> SET PROBLEM A
In the text about Hobyo, in which century did the Ajuran Empire found Hobyo as a coastal outpost?
> SET PROBLEM B
Please retype the stretch of the text about Hobyo from "Lee Cassanelli in" through "hundreds and onwards.".
> SET PROBLEM C
Carry on the text about Hobyo from the point where it stops.

> TEXT PASSAGE
::::

Hobyo (; ), is an ancient port city in Galmudug state in the north-central Mudug region of Somalia.

Hobyo was founded as a coastal outpost by the Ajuran Empire during the 13th century. In the late 17th century the Hiraab successfully revolted against the Ajuran Sultanate who had been ruling Hobyo since the 13th century and established an independent Hiraab Imamate. According to Bernhard Helander of Uppsala University, "the Imam of Hawiye is a hereditary position that traditionally is held by a person of the first-born branch."

History

Ajuuran Empire and Hiraab Imamate period
Along with Mareeg, Hobyo developed as a coastal outpost by the Ajuran Empire during the 13th century.

However, in the late 17th century the Hiraab successfully revolted against the Ajuran Sultanate and established an independent Hiraab Imamate According to Bernhard Helander of Uppsala University, "the Imam of Hiraab is a hereditary position that traditionally is held by a person of the first-born branch."

Lee Cassanelli in his book The Shaping of Somali society provides a historical picture of the Hiraab Immate. He writes:

"According to local oral tradition, the Hiraab imamate was a powerful alliance of closely related groups who shared a common lineage under the Gorgaarte clan divisions. It successfully revolted against the Ajuran Sultanate and established an independent rule for at least two centuries from the seventeen hundreds and onwards.

::::

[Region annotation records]
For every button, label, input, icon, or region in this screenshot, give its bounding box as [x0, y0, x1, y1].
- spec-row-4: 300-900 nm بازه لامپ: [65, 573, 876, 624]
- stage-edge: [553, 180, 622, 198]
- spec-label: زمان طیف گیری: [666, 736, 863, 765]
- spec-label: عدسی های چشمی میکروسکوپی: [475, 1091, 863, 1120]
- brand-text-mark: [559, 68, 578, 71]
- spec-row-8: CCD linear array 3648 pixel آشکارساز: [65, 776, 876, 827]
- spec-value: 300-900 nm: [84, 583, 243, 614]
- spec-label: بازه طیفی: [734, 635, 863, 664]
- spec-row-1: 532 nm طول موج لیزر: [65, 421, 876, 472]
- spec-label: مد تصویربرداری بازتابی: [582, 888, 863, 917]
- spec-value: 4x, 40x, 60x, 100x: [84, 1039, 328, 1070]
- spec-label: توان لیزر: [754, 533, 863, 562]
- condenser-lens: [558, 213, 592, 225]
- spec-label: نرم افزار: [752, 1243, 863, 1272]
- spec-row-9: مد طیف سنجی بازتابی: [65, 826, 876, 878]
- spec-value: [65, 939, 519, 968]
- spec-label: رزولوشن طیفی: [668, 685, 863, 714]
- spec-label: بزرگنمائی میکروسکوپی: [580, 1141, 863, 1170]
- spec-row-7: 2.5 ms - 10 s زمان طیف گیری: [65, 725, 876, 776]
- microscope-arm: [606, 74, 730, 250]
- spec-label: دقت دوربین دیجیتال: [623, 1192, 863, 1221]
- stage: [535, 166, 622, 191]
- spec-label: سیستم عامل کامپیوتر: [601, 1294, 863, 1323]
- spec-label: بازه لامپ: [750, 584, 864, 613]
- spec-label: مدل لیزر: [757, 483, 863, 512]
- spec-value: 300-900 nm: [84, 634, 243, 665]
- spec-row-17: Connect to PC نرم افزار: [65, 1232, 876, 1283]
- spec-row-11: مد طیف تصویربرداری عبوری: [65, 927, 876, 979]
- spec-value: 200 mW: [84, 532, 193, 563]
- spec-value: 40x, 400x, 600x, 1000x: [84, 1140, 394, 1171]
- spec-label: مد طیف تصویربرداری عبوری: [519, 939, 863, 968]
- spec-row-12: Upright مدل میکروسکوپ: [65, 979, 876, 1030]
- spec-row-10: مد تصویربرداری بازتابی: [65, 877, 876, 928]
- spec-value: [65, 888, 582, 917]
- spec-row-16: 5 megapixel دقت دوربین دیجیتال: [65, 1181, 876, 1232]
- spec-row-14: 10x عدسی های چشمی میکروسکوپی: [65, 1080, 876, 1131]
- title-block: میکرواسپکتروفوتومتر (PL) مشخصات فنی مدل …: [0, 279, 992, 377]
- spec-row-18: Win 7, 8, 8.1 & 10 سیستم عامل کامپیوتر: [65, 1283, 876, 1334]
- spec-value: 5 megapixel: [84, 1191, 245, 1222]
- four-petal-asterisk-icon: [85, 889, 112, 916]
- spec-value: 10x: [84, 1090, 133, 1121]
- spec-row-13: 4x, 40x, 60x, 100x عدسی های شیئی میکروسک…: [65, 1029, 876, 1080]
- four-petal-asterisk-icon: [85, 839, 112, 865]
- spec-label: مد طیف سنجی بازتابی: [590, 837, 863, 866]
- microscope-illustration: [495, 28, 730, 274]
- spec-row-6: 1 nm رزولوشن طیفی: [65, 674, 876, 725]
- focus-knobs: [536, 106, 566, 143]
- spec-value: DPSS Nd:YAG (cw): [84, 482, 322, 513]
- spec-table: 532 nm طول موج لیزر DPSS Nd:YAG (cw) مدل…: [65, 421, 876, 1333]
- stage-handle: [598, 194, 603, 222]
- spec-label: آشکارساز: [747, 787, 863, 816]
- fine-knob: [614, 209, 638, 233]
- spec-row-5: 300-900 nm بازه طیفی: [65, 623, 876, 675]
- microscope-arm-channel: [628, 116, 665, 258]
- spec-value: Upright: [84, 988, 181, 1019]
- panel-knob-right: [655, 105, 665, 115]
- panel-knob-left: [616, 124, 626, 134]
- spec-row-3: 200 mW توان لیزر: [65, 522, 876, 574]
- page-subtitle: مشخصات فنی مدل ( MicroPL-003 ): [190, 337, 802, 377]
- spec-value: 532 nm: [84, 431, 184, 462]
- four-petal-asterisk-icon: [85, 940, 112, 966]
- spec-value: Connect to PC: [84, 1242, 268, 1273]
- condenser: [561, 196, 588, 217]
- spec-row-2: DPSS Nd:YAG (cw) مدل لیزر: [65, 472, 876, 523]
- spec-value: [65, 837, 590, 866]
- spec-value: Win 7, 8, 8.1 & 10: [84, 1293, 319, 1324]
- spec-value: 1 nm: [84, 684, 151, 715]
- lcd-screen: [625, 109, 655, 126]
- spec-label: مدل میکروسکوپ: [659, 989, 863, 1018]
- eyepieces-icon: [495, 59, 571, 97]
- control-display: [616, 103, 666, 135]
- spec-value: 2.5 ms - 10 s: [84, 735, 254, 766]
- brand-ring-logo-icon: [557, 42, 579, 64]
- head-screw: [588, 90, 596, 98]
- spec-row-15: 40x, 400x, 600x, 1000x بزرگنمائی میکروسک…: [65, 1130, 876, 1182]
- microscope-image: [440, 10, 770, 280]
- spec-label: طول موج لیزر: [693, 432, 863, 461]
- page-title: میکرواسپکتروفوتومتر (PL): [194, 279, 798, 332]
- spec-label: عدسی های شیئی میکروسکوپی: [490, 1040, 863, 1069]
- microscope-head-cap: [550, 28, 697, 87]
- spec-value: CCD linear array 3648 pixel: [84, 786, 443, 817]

::::

> WRITTEN ANSWER A
The 13th century.

> WRITTEN ANSWER B
Lee Cassanelli in his book The Shaping of Somali society provides a historical picture of the Hiraab Immate. He writes:

"According to local oral tradition, the Hiraab imamate was a powerful alliance of closely related groups who shared a common lineage under the Gorgaarte clan divisions. It successfully revolted against the Ajuran Sultanate and established an independent rule for at least two centuries from the seventeen hundreds and onwards.

> WRITTEN ANSWER C
The alliance involved the army leaders and advisors of the Habar Gidir and Duduble, a Fiqhi/Qadi of Sheekhaal, and the Imam was reserved for the Mudulood branch who is believed to have been the first born. Once established, the Imamate ruled the territories from the Shabeelle valley, the Benaadir provinces,  the Mareeg areas all the way to the arid lands of Mudug.

The agricultural centres of Eldher and Harardhere included the production of sorghum and beans, supplementing with herds of camels, cattle, goats and sheep. Livestock, hides and skin, whilst the aromatic woods and raisins were the primary exports as rice, other foodstuffs and clothes were imported. Merchants looking for exotic goods came to Hobyo to buy textiles, precious metals and pearls.  The commercial goods harvested along the Shabelle river were brought to Hobyo for trade. Also, the increasing importance and rapid settlement of more southerly cities such as Mogadishu further boosted the prosperity of Hobyo, as more and more ships made their way down the Somali coast and stopped in Hobyo to trade and replenish their supplies.

The last Sultan of Hobyo was Sultan Ducaale Kahiye who managed to send Kenadiid who was working with the Italians to exile.

Climate
Hobyo has a hot arid climate (Köppen BWh).

Demographics
Hobyo has a population of around 11,800 inhabitants. The broader Hobyo District has a total population of 67,249 residents.

Transportation
Hobyo has a seaport which serves the town.

For air transportation, the city is served by the Obbia Airport.

In August 2019, Qatar initiated a project to build the port of Hobyo as part of the development agreements signed between Somalia and Qatar in December 2018.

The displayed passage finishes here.